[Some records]
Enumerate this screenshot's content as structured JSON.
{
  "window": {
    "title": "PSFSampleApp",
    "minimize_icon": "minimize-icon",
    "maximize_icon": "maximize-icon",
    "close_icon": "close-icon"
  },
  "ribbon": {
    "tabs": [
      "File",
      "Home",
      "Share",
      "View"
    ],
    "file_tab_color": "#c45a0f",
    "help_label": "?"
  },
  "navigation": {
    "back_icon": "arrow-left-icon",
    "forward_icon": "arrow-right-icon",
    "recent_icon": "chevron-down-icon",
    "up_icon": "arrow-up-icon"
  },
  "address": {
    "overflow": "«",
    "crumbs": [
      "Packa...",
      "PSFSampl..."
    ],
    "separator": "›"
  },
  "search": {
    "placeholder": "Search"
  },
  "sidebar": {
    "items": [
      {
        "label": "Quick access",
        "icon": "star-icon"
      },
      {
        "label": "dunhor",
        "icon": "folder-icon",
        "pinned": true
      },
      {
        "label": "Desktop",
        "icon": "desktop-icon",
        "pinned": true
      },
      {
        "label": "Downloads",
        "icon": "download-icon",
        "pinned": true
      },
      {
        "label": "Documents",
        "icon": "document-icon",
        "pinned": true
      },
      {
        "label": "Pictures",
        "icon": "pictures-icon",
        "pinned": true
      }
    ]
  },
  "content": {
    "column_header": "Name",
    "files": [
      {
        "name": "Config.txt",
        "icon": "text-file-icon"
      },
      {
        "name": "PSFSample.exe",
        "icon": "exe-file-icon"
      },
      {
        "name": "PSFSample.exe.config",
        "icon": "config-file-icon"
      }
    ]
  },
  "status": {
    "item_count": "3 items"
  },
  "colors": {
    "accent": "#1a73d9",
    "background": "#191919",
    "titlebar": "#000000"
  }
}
* * *
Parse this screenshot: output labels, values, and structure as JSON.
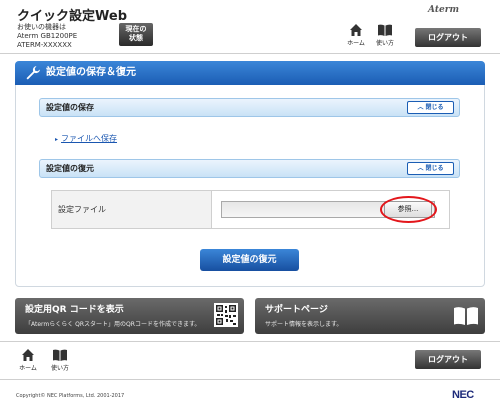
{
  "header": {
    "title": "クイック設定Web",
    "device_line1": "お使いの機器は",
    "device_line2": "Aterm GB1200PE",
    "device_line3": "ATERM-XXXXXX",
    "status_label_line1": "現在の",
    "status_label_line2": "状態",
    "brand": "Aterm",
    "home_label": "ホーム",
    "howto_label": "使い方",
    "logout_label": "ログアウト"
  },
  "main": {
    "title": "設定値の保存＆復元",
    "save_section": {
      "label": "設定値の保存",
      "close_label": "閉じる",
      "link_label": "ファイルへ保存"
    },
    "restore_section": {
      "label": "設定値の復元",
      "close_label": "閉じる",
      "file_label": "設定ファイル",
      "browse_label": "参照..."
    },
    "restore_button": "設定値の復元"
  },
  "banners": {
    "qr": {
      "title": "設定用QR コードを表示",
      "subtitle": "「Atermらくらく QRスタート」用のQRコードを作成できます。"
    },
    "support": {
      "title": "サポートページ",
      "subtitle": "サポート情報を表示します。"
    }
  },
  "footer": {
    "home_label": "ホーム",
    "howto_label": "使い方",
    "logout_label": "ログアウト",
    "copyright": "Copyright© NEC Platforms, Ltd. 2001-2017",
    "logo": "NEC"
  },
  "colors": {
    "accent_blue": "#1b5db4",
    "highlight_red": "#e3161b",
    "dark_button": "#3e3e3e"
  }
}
---
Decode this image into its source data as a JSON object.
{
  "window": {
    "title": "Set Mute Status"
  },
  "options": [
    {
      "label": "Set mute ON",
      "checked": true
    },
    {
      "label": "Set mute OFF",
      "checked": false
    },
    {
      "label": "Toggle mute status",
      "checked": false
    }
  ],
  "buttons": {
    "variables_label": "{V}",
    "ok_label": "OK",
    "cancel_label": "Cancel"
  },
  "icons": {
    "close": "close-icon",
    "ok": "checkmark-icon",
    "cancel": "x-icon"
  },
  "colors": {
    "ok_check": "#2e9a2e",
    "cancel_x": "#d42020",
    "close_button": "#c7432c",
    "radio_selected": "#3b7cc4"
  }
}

§ WRITTEN TASK
Locate all lines in the listing above with the word "ログアウト" and copy them.

§ ANSWER IN FULL
    "logout_label": "ログアウト"
    "logout_label": "ログアウト",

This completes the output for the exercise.